> Required work
Can you write out all of the material below, word for word?

> Task data
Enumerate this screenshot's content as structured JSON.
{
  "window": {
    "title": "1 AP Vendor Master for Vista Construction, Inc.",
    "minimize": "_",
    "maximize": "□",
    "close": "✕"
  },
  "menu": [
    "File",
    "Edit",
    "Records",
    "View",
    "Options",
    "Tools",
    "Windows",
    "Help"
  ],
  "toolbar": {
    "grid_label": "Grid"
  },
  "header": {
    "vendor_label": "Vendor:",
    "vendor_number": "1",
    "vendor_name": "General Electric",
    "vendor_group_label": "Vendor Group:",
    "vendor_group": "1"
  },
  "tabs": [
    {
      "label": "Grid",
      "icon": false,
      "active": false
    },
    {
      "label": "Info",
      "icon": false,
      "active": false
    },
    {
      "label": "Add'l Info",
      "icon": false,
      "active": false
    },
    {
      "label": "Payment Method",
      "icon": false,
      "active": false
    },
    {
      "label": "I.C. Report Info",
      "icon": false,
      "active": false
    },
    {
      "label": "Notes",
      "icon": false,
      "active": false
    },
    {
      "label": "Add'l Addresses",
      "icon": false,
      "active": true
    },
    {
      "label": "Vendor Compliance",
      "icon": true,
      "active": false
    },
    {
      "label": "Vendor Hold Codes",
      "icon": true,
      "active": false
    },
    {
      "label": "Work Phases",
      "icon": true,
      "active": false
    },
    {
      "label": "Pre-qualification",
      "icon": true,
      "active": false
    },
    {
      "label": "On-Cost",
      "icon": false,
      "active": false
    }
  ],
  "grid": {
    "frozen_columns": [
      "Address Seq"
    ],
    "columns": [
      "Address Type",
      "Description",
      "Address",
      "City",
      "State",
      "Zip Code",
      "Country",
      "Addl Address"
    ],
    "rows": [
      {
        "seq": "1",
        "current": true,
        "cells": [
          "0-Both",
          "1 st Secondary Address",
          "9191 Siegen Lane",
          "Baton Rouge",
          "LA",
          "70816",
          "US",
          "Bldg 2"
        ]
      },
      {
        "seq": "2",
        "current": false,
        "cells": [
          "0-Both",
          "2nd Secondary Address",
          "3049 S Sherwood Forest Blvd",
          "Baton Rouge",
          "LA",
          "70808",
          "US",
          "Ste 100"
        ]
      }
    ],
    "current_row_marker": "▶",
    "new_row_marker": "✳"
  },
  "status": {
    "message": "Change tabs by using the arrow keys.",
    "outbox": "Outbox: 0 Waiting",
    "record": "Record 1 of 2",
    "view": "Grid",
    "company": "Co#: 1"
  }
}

> Right answer
Enumerate this screenshot's content as structured JSON.
{
  "window": {
    "title": "1 AP Vendor Master for Vista Construction, Inc.",
    "minimize": "_",
    "maximize": "□",
    "close": "✕"
  },
  "menu": [
    "File",
    "Edit",
    "Records",
    "View",
    "Options",
    "Tools",
    "Windows",
    "Help"
  ],
  "toolbar": {
    "grid_label": "Grid"
  },
  "header": {
    "vendor_label": "Vendor:",
    "vendor_number": "1",
    "vendor_name": "General Electric",
    "vendor_group_label": "Vendor Group:",
    "vendor_group": "1"
  },
  "tabs": [
    {
      "label": "Grid",
      "icon": false,
      "active": false
    },
    {
      "label": "Info",
      "icon": false,
      "active": false
    },
    {
      "label": "Add'l Info",
      "icon": false,
      "active": false
    },
    {
      "label": "Payment Method",
      "icon": false,
      "active": false
    },
    {
      "label": "I.C. Report Info",
      "icon": false,
      "active": false
    },
    {
      "label": "Notes",
      "icon": false,
      "active": false
    },
    {
      "label": "Add'l Addresses",
      "icon": false,
      "active": true
    },
    {
      "label": "Vendor Compliance",
      "icon": true,
      "active": false
    },
    {
      "label": "Vendor Hold Codes",
      "icon": true,
      "active": false
    },
    {
      "label": "Work Phases",
      "icon": true,
      "active": false
    },
    {
      "label": "Pre-qualification",
      "icon": true,
      "active": false
    },
    {
      "label": "On-Cost",
      "icon": false,
      "active": false
    }
  ],
  "grid": {
    "frozen_columns": [
      "Address Seq"
    ],
    "columns": [
      "Address Type",
      "Description",
      "Address",
      "City",
      "State",
      "Zip Code",
      "Country",
      "Addl Address"
    ],
    "rows": [
      {
        "seq": "1",
        "current": true,
        "cells": [
          "0-Both",
          "1 st Secondary Address",
          "9191 Siegen Lane",
          "Baton Rouge",
          "LA",
          "70816",
          "US",
          "Bldg 2"
        ]
      },
      {
        "seq": "2",
        "current": false,
        "cells": [
          "0-Both",
          "2nd Secondary Address",
          "3049 S Sherwood Forest Blvd",
          "Baton Rouge",
          "LA",
          "70808",
          "US",
          "Ste 100"
        ]
      }
    ],
    "current_row_marker": "▶",
    "new_row_marker": "✳"
  },
  "status": {
    "message": "Change tabs by using the arrow keys.",
    "outbox": "Outbox: 0 Waiting",
    "record": "Record 1 of 2",
    "view": "Grid",
    "company": "Co#: 1"
  }
}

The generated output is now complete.